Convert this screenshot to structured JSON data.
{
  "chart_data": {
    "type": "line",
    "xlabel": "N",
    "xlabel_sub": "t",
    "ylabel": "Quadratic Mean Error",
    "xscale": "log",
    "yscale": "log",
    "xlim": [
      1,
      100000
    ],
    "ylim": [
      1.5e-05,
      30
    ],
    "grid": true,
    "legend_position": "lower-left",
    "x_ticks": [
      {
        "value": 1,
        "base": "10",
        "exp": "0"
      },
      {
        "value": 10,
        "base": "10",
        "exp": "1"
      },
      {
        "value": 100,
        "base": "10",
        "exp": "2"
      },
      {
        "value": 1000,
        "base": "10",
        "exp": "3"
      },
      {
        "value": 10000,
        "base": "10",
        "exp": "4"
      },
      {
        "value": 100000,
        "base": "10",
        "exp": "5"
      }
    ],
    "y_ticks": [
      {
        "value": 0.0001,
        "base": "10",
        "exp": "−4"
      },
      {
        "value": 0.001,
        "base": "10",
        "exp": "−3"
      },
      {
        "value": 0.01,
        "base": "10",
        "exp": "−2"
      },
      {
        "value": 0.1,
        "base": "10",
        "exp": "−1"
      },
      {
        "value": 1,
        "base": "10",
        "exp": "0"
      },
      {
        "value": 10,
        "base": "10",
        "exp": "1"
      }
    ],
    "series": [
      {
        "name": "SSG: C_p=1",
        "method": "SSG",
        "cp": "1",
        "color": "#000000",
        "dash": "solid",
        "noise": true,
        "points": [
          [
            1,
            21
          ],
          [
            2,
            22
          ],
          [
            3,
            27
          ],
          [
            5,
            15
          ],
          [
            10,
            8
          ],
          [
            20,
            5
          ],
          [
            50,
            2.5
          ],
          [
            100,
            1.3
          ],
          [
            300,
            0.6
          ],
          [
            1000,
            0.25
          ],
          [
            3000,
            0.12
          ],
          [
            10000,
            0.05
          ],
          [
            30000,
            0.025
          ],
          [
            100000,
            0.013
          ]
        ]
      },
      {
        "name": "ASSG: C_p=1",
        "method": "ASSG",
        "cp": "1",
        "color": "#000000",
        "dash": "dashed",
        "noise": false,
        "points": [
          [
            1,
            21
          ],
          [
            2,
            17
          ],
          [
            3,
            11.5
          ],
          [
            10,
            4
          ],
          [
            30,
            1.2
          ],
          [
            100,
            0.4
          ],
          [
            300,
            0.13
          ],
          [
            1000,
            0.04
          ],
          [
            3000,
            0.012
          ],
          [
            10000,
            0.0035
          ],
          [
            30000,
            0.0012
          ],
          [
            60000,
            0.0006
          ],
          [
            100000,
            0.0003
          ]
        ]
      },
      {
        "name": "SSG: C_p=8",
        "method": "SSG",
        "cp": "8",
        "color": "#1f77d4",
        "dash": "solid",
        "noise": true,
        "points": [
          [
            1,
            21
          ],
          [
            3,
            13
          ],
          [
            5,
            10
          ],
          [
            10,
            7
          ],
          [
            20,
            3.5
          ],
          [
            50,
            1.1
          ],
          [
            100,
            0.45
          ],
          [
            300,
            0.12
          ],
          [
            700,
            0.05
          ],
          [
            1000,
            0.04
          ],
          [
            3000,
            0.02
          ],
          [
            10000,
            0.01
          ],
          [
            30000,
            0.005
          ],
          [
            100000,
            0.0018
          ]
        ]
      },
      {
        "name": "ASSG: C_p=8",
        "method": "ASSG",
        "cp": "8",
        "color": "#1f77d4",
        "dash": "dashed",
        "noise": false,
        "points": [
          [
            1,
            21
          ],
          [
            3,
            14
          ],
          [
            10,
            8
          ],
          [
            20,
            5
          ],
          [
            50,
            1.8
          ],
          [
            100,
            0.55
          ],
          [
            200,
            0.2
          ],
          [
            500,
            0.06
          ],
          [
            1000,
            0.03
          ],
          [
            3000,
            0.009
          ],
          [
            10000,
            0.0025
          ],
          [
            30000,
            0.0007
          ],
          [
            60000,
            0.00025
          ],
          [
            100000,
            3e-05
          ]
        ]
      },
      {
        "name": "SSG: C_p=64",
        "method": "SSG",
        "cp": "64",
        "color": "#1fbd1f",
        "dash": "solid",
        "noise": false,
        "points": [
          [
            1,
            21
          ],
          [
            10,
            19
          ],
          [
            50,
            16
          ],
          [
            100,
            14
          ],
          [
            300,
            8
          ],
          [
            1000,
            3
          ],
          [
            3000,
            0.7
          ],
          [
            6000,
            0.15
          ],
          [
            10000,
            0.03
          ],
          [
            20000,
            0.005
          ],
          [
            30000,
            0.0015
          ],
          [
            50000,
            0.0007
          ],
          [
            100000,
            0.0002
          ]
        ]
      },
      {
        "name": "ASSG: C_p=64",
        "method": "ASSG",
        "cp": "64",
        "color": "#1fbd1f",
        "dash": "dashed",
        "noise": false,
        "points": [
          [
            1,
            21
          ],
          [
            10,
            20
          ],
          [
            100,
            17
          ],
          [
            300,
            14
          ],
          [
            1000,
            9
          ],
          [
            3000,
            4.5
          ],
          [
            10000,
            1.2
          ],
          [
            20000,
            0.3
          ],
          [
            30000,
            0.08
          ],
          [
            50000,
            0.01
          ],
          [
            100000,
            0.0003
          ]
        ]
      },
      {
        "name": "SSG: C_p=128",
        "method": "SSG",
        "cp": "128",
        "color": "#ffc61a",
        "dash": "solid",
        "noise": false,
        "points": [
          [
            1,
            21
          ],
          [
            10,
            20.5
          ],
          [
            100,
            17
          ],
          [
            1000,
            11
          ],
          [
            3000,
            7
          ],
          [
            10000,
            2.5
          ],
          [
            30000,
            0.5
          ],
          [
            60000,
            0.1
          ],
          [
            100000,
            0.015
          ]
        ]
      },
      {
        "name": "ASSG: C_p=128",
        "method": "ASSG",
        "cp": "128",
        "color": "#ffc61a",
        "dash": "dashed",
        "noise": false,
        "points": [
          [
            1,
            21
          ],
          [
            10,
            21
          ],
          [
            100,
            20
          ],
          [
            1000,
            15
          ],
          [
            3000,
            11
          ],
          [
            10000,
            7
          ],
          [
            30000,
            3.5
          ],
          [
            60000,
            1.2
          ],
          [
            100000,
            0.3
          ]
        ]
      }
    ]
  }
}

### Short exercise:
Give the count of lines in the records that contain "name", and no other text.

### Response:
8